>> start GIVEN RECORDS

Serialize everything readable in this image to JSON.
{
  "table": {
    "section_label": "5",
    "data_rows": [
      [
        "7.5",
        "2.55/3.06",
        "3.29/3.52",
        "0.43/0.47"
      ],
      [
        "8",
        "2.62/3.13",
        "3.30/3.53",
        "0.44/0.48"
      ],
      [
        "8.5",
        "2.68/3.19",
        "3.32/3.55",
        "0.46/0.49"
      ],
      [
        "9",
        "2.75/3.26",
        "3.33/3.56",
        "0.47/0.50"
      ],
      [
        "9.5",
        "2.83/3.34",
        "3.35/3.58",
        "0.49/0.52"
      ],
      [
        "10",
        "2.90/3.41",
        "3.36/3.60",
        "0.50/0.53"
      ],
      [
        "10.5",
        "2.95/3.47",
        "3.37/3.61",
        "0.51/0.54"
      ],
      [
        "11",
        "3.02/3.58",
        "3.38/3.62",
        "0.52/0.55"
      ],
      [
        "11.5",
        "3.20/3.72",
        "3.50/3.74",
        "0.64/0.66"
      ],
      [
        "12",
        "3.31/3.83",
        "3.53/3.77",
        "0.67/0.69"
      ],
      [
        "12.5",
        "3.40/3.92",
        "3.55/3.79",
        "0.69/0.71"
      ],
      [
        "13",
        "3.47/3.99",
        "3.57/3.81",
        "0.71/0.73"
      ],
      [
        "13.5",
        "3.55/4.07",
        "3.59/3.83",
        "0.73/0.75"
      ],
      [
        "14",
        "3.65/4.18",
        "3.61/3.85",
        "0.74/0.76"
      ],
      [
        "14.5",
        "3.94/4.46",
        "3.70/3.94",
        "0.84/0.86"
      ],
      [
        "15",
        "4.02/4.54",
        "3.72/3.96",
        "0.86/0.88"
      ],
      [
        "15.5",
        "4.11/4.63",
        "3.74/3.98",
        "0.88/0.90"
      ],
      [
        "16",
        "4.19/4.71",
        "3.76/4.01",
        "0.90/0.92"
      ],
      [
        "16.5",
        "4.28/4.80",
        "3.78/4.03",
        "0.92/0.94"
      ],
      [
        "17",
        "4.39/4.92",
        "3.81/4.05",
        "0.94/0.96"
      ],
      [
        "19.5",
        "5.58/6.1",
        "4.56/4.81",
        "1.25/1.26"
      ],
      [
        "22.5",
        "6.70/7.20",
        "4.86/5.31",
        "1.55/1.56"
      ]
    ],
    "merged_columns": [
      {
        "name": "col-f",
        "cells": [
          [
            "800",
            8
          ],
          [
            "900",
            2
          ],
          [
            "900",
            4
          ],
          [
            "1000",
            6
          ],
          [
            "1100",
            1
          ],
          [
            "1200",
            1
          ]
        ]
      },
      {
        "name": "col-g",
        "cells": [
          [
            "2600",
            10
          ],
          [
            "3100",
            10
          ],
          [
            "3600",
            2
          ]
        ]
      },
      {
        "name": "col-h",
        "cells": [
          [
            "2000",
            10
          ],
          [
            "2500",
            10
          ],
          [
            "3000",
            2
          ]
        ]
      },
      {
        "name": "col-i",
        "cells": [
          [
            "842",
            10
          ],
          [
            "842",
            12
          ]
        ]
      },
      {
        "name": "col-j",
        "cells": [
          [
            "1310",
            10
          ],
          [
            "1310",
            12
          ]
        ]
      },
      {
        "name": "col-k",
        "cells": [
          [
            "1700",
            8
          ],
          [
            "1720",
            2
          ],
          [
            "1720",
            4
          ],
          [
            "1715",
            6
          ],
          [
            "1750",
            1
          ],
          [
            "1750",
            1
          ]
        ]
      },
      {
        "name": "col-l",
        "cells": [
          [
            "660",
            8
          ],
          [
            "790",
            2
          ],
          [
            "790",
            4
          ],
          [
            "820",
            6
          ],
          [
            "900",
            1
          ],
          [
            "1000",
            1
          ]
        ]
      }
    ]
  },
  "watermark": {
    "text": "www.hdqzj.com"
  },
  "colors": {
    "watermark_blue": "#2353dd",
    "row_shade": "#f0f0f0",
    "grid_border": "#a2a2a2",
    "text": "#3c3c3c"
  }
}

>> end GIVEN RECORDS

# WRITTEN INSTRUCTION
Go through the preceding material and copy each line that has the word "name".

# TASK ANSWER
        "name": "col-f",
        "name": "col-g",
        "name": "col-h",
        "name": "col-i",
        "name": "col-j",
        "name": "col-k",
        "name": "col-l",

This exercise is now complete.